Without altering anything, output the material below.

• • •

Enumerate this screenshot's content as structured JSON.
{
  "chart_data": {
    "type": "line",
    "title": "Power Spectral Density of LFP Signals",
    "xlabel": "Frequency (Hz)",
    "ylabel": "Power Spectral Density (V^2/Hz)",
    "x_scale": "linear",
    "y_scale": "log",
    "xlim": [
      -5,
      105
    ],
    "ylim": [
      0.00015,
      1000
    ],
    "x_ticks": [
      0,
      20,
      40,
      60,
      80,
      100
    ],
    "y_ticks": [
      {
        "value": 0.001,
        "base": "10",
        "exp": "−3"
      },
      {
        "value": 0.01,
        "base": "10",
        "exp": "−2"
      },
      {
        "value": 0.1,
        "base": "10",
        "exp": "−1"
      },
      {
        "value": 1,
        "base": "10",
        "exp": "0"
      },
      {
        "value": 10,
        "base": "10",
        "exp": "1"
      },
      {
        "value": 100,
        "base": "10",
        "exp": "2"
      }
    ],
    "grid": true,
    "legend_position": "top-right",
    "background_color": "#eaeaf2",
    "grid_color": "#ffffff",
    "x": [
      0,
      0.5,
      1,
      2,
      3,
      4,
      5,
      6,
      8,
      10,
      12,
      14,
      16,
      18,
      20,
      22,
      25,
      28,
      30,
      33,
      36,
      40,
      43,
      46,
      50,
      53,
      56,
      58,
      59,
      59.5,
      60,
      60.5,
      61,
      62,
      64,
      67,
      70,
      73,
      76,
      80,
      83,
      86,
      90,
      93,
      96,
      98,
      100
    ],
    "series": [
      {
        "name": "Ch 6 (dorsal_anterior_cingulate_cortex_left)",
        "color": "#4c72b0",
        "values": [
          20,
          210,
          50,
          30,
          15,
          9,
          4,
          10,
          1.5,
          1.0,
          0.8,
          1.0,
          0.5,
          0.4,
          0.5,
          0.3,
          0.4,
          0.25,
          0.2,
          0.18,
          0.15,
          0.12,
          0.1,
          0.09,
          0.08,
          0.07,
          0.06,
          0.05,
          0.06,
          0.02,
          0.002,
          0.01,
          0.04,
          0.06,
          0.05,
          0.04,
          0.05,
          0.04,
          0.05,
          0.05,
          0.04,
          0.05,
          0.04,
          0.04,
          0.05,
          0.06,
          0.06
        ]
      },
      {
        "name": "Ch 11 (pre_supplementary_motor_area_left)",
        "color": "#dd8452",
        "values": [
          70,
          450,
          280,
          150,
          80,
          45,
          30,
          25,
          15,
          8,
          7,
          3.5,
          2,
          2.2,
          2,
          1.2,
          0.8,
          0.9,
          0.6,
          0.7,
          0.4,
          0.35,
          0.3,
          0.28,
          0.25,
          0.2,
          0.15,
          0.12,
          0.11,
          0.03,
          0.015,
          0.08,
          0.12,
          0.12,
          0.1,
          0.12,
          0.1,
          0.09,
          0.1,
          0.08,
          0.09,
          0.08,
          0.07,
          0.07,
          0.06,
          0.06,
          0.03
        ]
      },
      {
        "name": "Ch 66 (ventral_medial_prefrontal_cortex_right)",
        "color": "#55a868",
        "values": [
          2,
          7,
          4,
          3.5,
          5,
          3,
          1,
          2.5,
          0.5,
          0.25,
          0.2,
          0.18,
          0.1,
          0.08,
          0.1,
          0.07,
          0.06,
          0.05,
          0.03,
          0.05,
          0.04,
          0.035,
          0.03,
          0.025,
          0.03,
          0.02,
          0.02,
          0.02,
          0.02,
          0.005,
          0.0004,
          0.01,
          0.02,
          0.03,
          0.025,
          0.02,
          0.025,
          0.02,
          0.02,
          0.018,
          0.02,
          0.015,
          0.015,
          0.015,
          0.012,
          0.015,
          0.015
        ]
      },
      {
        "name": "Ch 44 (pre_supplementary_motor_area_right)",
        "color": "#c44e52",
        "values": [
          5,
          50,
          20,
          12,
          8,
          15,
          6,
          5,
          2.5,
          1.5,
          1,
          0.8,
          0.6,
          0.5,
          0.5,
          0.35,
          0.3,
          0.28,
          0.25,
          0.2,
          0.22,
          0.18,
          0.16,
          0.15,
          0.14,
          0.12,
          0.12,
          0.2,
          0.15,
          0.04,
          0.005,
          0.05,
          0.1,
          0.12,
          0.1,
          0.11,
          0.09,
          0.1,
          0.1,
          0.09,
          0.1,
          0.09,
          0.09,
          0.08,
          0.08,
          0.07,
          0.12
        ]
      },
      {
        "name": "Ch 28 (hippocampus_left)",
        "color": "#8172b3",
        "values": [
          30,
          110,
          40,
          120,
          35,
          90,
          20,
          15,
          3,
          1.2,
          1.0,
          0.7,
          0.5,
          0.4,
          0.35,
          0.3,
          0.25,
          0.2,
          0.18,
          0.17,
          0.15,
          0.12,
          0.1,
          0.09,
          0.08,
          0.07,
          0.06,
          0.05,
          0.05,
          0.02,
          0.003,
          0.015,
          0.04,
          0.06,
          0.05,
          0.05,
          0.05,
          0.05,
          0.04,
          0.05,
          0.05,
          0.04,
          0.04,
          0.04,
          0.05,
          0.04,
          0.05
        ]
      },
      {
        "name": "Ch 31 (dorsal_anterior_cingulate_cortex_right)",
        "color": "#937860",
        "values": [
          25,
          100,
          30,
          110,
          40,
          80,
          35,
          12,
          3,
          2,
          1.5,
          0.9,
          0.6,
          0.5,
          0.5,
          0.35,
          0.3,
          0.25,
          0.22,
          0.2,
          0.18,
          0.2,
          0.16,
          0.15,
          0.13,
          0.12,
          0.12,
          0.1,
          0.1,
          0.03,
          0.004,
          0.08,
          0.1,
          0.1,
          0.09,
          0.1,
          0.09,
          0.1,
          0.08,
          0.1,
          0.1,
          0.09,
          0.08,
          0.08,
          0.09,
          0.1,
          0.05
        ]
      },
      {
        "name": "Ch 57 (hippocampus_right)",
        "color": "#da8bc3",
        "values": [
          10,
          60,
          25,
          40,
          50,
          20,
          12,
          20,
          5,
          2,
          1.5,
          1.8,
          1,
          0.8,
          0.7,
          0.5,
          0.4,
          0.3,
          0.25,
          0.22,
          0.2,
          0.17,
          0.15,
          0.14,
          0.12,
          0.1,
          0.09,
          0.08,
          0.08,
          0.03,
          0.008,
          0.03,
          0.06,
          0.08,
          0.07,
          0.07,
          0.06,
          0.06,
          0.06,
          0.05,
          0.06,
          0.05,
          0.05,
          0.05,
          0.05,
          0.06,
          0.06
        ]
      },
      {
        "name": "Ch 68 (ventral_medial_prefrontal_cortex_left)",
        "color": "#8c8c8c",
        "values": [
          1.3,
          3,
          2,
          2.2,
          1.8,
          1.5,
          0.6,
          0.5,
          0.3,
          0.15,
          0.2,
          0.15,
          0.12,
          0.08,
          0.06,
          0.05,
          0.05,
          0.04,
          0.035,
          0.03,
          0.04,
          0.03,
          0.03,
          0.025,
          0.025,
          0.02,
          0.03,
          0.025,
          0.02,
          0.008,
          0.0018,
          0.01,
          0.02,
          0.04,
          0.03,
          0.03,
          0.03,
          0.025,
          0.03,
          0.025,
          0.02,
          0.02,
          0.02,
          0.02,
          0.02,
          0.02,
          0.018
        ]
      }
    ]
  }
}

• • •

> Response to the exercise:
Enumerate this screenshot's content as structured JSON.
{
  "chart_data": {
    "type": "line",
    "title": "Power Spectral Density of LFP Signals",
    "xlabel": "Frequency (Hz)",
    "ylabel": "Power Spectral Density (V^2/Hz)",
    "x_scale": "linear",
    "y_scale": "log",
    "xlim": [
      -5,
      105
    ],
    "ylim": [
      0.00015,
      1000
    ],
    "x_ticks": [
      0,
      20,
      40,
      60,
      80,
      100
    ],
    "y_ticks": [
      {
        "value": 0.001,
        "base": "10",
        "exp": "−3"
      },
      {
        "value": 0.01,
        "base": "10",
        "exp": "−2"
      },
      {
        "value": 0.1,
        "base": "10",
        "exp": "−1"
      },
      {
        "value": 1,
        "base": "10",
        "exp": "0"
      },
      {
        "value": 10,
        "base": "10",
        "exp": "1"
      },
      {
        "value": 100,
        "base": "10",
        "exp": "2"
      }
    ],
    "grid": true,
    "legend_position": "top-right",
    "background_color": "#eaeaf2",
    "grid_color": "#ffffff",
    "x": [
      0,
      0.5,
      1,
      2,
      3,
      4,
      5,
      6,
      8,
      10,
      12,
      14,
      16,
      18,
      20,
      22,
      25,
      28,
      30,
      33,
      36,
      40,
      43,
      46,
      50,
      53,
      56,
      58,
      59,
      59.5,
      60,
      60.5,
      61,
      62,
      64,
      67,
      70,
      73,
      76,
      80,
      83,
      86,
      90,
      93,
      96,
      98,
      100
    ],
    "series": [
      {
        "name": "Ch 6 (dorsal_anterior_cingulate_cortex_left)",
        "color": "#4c72b0",
        "values": [
          20,
          210,
          50,
          30,
          15,
          9,
          4,
          10,
          1.5,
          1.0,
          0.8,
          1.0,
          0.5,
          0.4,
          0.5,
          0.3,
          0.4,
          0.25,
          0.2,
          0.18,
          0.15,
          0.12,
          0.1,
          0.09,
          0.08,
          0.07,
          0.06,
          0.05,
          0.06,
          0.02,
          0.002,
          0.01,
          0.04,
          0.06,
          0.05,
          0.04,
          0.05,
          0.04,
          0.05,
          0.05,
          0.04,
          0.05,
          0.04,
          0.04,
          0.05,
          0.06,
          0.06
        ]
      },
      {
        "name": "Ch 11 (pre_supplementary_motor_area_left)",
        "color": "#dd8452",
        "values": [
          70,
          450,
          280,
          150,
          80,
          45,
          30,
          25,
          15,
          8,
          7,
          3.5,
          2,
          2.2,
          2,
          1.2,
          0.8,
          0.9,
          0.6,
          0.7,
          0.4,
          0.35,
          0.3,
          0.28,
          0.25,
          0.2,
          0.15,
          0.12,
          0.11,
          0.03,
          0.015,
          0.08,
          0.12,
          0.12,
          0.1,
          0.12,
          0.1,
          0.09,
          0.1,
          0.08,
          0.09,
          0.08,
          0.07,
          0.07,
          0.06,
          0.06,
          0.03
        ]
      },
      {
        "name": "Ch 66 (ventral_medial_prefrontal_cortex_right)",
        "color": "#55a868",
        "values": [
          2,
          7,
          4,
          3.5,
          5,
          3,
          1,
          2.5,
          0.5,
          0.25,
          0.2,
          0.18,
          0.1,
          0.08,
          0.1,
          0.07,
          0.06,
          0.05,
          0.03,
          0.05,
          0.04,
          0.035,
          0.03,
          0.025,
          0.03,
          0.02,
          0.02,
          0.02,
          0.02,
          0.005,
          0.0004,
          0.01,
          0.02,
          0.03,
          0.025,
          0.02,
          0.025,
          0.02,
          0.02,
          0.018,
          0.02,
          0.015,
          0.015,
          0.015,
          0.012,
          0.015,
          0.015
        ]
      },
      {
        "name": "Ch 44 (pre_supplementary_motor_area_right)",
        "color": "#c44e52",
        "values": [
          5,
          50,
          20,
          12,
          8,
          15,
          6,
          5,
          2.5,
          1.5,
          1,
          0.8,
          0.6,
          0.5,
          0.5,
          0.35,
          0.3,
          0.28,
          0.25,
          0.2,
          0.22,
          0.18,
          0.16,
          0.15,
          0.14,
          0.12,
          0.12,
          0.2,
          0.15,
          0.04,
          0.005,
          0.05,
          0.1,
          0.12,
          0.1,
          0.11,
          0.09,
          0.1,
          0.1,
          0.09,
          0.1,
          0.09,
          0.09,
          0.08,
          0.08,
          0.07,
          0.12
        ]
      },
      {
        "name": "Ch 28 (hippocampus_left)",
        "color": "#8172b3",
        "values": [
          30,
          110,
          40,
          120,
          35,
          90,
          20,
          15,
          3,
          1.2,
          1.0,
          0.7,
          0.5,
          0.4,
          0.35,
          0.3,
          0.25,
          0.2,
          0.18,
          0.17,
          0.15,
          0.12,
          0.1,
          0.09,
          0.08,
          0.07,
          0.06,
          0.05,
          0.05,
          0.02,
          0.003,
          0.015,
          0.04,
          0.06,
          0.05,
          0.05,
          0.05,
          0.05,
          0.04,
          0.05,
          0.05,
          0.04,
          0.04,
          0.04,
          0.05,
          0.04,
          0.05
        ]
      },
      {
        "name": "Ch 31 (dorsal_anterior_cingulate_cortex_right)",
        "color": "#937860",
        "values": [
          25,
          100,
          30,
          110,
          40,
          80,
          35,
          12,
          3,
          2,
          1.5,
          0.9,
          0.6,
          0.5,
          0.5,
          0.35,
          0.3,
          0.25,
          0.22,
          0.2,
          0.18,
          0.2,
          0.16,
          0.15,
          0.13,
          0.12,
          0.12,
          0.1,
          0.1,
          0.03,
          0.004,
          0.08,
          0.1,
          0.1,
          0.09,
          0.1,
          0.09,
          0.1,
          0.08,
          0.1,
          0.1,
          0.09,
          0.08,
          0.08,
          0.09,
          0.1,
          0.05
        ]
      },
      {
        "name": "Ch 57 (hippocampus_right)",
        "color": "#da8bc3",
        "values": [
          10,
          60,
          25,
          40,
          50,
          20,
          12,
          20,
          5,
          2,
          1.5,
          1.8,
          1,
          0.8,
          0.7,
          0.5,
          0.4,
          0.3,
          0.25,
          0.22,
          0.2,
          0.17,
          0.15,
          0.14,
          0.12,
          0.1,
          0.09,
          0.08,
          0.08,
          0.03,
          0.008,
          0.03,
          0.06,
          0.08,
          0.07,
          0.07,
          0.06,
          0.06,
          0.06,
          0.05,
          0.06,
          0.05,
          0.05,
          0.05,
          0.05,
          0.06,
          0.06
        ]
      },
      {
        "name": "Ch 68 (ventral_medial_prefrontal_cortex_left)",
        "color": "#8c8c8c",
        "values": [
          1.3,
          3,
          2,
          2.2,
          1.8,
          1.5,
          0.6,
          0.5,
          0.3,
          0.15,
          0.2,
          0.15,
          0.12,
          0.08,
          0.06,
          0.05,
          0.05,
          0.04,
          0.035,
          0.03,
          0.04,
          0.03,
          0.03,
          0.025,
          0.025,
          0.02,
          0.03,
          0.025,
          0.02,
          0.008,
          0.0018,
          0.01,
          0.02,
          0.04,
          0.03,
          0.03,
          0.03,
          0.025,
          0.03,
          0.025,
          0.02,
          0.02,
          0.02,
          0.02,
          0.02,
          0.02,
          0.018
        ]
      }
    ]
  }
}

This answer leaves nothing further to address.